(Data entries)
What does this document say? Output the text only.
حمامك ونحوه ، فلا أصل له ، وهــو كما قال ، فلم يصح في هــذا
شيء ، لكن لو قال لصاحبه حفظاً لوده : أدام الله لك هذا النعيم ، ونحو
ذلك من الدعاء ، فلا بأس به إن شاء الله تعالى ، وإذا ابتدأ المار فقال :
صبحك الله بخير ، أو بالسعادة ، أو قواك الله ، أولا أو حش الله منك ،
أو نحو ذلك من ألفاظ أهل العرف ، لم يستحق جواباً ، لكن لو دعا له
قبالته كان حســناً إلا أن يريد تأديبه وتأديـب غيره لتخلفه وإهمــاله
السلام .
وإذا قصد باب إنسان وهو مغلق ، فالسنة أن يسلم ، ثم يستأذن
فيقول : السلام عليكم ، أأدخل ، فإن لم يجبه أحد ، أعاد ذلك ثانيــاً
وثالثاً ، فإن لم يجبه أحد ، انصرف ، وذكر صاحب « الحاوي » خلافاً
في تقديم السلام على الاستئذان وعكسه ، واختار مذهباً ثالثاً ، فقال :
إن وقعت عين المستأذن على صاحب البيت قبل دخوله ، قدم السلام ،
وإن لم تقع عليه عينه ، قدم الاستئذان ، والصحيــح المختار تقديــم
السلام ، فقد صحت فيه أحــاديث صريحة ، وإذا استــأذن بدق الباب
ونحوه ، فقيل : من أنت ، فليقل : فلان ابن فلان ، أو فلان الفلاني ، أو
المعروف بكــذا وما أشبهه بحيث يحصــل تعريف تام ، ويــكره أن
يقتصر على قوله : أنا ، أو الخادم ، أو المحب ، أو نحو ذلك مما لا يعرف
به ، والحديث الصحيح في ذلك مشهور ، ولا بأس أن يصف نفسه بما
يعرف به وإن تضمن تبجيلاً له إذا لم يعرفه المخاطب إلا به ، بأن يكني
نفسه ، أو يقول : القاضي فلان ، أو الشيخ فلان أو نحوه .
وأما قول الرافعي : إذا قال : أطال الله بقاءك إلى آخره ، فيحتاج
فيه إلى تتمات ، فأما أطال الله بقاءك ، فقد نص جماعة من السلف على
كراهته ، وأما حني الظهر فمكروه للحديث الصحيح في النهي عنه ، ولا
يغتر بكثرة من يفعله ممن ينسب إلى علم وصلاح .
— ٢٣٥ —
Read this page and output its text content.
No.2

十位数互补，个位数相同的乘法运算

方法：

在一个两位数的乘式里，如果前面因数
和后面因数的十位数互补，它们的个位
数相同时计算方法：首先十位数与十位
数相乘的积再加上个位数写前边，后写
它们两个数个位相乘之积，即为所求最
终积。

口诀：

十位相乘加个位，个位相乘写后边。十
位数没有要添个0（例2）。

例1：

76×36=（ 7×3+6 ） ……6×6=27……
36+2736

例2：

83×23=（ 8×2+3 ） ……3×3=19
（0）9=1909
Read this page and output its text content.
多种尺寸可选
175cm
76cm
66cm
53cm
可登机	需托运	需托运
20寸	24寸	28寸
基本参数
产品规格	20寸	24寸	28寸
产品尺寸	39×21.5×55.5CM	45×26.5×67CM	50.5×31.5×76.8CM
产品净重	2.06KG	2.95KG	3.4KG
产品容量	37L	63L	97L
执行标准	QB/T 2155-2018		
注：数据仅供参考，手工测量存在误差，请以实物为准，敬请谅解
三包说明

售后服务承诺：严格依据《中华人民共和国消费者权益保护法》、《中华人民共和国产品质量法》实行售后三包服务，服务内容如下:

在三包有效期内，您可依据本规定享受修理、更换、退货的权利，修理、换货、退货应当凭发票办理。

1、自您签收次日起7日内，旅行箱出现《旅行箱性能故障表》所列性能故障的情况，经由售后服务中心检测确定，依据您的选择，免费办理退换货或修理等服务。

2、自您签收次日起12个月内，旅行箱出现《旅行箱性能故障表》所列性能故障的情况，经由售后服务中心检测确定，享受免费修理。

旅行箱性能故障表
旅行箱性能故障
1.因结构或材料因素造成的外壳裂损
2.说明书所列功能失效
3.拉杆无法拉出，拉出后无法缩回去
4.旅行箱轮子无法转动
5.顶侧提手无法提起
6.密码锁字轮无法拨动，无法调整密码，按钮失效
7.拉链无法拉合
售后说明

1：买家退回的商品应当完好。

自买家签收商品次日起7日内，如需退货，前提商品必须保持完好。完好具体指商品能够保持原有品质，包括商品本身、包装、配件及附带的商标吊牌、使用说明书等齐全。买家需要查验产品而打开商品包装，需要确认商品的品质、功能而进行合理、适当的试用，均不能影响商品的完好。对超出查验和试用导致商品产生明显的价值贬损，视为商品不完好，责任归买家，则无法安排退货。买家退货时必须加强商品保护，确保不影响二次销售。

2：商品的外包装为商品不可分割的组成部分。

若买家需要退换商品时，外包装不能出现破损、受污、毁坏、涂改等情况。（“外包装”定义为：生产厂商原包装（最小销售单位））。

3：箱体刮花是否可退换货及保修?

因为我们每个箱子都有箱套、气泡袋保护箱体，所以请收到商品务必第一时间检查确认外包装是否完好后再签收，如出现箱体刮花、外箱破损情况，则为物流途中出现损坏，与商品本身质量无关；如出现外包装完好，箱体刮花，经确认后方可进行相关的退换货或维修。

> Given instruction
Pick out each line that holds the string "يعرف".

> Solution to this exercise
يقتصر على قوله : أنا ، أو الخادم ، أو المحب ، أو نحو ذلك مما لا يعرف
يعرف به وإن تضمن تبجيلاً له إذا لم يعرفه المخاطب إلا به ، بأن يكني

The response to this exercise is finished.